Instruction
Check each line of the entries below for the string "LÒNG"; copy every line where it appears.

* BEGIN Material for the task *

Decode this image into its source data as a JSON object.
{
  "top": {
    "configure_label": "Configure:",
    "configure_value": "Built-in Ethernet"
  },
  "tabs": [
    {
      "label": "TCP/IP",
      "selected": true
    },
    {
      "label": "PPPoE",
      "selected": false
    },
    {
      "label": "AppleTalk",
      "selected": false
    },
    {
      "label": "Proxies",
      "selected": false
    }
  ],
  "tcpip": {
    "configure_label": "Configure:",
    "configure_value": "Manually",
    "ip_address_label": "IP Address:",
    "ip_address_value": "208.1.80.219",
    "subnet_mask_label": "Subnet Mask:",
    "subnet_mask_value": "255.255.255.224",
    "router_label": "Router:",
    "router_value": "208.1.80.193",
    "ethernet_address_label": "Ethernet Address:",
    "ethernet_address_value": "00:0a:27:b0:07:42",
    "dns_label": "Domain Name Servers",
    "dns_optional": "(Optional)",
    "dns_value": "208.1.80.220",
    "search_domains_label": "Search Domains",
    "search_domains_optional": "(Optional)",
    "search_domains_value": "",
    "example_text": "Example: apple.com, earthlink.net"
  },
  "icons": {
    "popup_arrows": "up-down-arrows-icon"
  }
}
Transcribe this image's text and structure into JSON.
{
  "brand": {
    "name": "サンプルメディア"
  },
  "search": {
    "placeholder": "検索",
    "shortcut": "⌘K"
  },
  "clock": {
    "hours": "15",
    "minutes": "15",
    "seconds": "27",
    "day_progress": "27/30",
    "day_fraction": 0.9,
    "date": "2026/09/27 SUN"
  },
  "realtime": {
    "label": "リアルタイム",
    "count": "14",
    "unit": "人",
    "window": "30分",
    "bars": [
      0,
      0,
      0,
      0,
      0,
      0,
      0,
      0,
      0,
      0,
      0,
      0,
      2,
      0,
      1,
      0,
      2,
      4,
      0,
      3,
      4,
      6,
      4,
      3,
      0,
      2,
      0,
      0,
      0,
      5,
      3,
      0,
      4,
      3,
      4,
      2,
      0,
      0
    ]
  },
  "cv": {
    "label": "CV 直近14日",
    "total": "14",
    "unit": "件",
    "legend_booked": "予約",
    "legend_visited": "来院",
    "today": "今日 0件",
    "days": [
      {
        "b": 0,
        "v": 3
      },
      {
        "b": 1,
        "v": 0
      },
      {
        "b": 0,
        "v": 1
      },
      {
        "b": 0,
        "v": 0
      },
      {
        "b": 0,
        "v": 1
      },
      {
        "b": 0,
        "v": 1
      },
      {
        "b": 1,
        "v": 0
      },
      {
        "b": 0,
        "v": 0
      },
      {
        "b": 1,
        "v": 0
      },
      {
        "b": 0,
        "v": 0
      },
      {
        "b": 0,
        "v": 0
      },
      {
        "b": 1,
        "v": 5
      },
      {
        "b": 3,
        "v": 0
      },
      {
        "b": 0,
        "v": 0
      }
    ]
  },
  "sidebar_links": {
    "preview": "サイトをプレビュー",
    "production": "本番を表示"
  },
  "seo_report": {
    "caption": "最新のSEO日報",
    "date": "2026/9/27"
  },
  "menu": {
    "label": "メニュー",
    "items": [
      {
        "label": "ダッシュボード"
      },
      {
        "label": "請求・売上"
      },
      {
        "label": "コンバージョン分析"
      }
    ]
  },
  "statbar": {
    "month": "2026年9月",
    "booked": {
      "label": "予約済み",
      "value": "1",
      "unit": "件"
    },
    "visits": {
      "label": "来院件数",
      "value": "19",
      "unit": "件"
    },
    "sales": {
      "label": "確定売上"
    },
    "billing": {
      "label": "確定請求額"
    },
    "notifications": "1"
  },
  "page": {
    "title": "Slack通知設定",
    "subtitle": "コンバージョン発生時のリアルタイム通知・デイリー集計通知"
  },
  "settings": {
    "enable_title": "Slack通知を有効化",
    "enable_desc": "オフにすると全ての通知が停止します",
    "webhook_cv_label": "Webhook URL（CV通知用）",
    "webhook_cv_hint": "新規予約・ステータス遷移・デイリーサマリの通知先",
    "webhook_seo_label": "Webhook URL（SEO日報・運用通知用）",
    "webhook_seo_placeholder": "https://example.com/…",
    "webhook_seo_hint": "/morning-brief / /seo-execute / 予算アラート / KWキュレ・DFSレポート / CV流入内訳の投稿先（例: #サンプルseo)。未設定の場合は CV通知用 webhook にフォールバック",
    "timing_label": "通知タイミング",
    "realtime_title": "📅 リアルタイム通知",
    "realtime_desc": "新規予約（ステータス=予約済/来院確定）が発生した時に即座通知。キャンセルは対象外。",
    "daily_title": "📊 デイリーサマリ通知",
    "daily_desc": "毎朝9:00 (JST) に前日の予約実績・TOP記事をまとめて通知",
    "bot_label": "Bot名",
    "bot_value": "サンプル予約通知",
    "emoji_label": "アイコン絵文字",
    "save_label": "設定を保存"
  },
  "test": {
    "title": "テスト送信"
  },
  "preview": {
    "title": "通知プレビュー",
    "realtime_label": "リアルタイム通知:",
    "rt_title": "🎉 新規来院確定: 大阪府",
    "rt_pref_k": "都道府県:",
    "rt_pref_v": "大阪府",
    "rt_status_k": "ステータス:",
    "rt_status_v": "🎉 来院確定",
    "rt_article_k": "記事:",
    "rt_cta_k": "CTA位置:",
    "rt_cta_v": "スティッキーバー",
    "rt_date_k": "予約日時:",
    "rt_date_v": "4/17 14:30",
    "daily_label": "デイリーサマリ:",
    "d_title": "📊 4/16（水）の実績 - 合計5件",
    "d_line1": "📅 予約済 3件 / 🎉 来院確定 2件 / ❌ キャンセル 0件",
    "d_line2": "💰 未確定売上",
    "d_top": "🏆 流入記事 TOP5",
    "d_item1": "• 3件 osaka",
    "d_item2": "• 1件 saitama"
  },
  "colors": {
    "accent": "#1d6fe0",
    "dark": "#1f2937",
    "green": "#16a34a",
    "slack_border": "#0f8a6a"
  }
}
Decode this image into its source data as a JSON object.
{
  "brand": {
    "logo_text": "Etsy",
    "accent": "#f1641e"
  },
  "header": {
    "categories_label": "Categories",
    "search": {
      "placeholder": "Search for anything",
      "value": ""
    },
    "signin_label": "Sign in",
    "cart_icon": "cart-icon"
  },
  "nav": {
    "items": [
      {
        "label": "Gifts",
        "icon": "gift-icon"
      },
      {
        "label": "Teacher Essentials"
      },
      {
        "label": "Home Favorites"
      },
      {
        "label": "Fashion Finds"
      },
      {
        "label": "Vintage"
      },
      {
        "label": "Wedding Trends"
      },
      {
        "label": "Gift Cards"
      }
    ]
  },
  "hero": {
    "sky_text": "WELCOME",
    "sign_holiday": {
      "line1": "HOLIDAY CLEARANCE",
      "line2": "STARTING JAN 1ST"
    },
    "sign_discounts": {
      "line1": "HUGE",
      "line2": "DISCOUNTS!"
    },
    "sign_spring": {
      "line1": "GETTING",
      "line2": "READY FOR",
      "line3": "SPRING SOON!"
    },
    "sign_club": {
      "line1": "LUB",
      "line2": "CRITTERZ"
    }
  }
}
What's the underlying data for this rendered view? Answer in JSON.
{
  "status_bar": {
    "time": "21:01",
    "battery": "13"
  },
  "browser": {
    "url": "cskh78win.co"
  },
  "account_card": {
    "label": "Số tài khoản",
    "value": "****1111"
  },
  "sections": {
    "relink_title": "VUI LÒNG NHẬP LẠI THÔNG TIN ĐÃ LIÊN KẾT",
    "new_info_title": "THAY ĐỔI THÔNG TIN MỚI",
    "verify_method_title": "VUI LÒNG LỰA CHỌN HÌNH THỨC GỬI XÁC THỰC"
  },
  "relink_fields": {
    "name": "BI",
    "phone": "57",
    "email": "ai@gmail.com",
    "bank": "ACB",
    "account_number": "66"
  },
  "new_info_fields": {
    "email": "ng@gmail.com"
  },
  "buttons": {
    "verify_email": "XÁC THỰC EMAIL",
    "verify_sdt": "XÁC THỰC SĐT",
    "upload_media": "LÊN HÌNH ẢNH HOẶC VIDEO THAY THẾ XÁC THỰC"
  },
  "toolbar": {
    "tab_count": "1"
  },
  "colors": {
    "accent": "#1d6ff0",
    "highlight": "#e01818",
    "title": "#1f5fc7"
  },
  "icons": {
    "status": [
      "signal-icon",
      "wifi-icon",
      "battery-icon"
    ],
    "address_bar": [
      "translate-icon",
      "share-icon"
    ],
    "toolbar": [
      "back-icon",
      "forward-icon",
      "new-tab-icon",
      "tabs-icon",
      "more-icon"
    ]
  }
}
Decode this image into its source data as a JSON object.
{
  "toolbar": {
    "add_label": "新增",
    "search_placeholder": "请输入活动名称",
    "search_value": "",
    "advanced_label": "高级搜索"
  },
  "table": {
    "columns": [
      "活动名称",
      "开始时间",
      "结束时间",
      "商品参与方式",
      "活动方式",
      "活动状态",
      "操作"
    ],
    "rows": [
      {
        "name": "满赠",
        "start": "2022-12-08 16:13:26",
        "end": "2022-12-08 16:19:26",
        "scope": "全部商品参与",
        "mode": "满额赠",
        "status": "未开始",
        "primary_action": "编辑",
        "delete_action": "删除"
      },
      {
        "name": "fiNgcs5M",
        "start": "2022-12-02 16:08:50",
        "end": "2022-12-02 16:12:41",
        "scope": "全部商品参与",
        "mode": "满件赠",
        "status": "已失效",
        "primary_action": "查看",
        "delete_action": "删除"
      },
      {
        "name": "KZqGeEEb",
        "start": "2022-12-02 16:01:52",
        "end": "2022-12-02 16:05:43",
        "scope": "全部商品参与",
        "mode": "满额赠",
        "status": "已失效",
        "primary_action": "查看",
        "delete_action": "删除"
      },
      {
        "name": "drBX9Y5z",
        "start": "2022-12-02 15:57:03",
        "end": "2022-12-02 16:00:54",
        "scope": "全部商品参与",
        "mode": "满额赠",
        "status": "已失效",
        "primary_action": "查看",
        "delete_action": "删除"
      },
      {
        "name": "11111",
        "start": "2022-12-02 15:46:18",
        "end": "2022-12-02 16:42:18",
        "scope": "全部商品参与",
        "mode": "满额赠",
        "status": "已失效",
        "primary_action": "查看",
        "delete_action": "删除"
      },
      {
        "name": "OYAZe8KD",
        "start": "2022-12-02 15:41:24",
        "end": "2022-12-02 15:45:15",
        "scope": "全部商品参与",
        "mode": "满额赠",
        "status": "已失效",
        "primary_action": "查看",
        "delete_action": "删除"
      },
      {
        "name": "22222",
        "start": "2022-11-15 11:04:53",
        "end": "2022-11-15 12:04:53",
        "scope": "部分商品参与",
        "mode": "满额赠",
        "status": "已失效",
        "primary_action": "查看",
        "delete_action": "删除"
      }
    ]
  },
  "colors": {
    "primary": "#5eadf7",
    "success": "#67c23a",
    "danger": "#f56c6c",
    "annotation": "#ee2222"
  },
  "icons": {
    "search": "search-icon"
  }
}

* END Material for the task *

Solution for this problem
    "relink_title": "VUI LÒNG NHẬP LẠI THÔNG TIN ĐÃ LIÊN KẾT",
    "verify_method_title": "VUI LÒNG LỰA CHỌN HÌNH THỨC GỬI XÁC THỰC"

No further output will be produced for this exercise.